● **GIVEN PROBLEM**
Lines that include the word "nservizos" are the ones to copy.

[Figure contents as structured data]
----
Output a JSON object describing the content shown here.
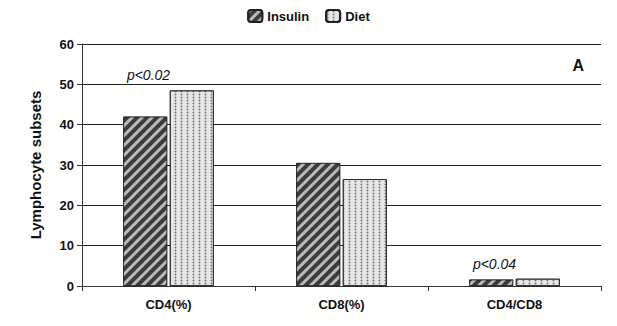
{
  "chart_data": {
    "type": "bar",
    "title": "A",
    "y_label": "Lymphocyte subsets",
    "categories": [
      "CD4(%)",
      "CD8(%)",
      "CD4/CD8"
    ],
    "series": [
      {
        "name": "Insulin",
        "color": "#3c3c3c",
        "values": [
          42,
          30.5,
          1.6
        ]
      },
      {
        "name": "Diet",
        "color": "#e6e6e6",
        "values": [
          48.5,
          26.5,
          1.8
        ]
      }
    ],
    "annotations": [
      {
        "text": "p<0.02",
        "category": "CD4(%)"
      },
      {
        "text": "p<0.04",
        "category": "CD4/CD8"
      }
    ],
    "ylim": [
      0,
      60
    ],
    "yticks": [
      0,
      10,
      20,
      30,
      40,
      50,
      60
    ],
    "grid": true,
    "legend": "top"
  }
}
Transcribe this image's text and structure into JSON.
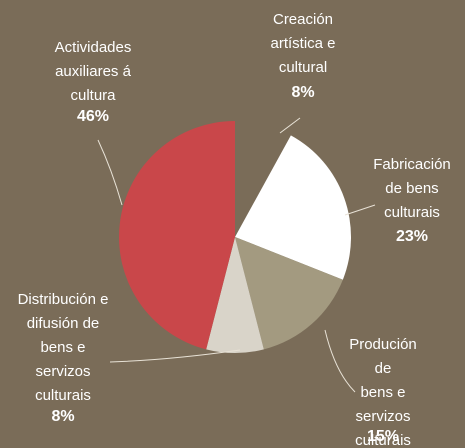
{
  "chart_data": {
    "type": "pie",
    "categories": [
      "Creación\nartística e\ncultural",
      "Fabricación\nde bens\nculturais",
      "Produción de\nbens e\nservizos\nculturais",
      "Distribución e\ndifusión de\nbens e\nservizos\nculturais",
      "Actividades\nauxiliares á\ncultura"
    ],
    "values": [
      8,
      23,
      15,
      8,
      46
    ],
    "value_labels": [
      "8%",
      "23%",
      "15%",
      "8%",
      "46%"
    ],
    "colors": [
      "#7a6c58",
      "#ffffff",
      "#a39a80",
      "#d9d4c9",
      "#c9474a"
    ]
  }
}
----
● **WRITTEN ANSWER**
      "Produción de\nbens e\nservizos\nculturais",
      "Distribución e\ndifusión de\nbens e\nservizos\nculturais",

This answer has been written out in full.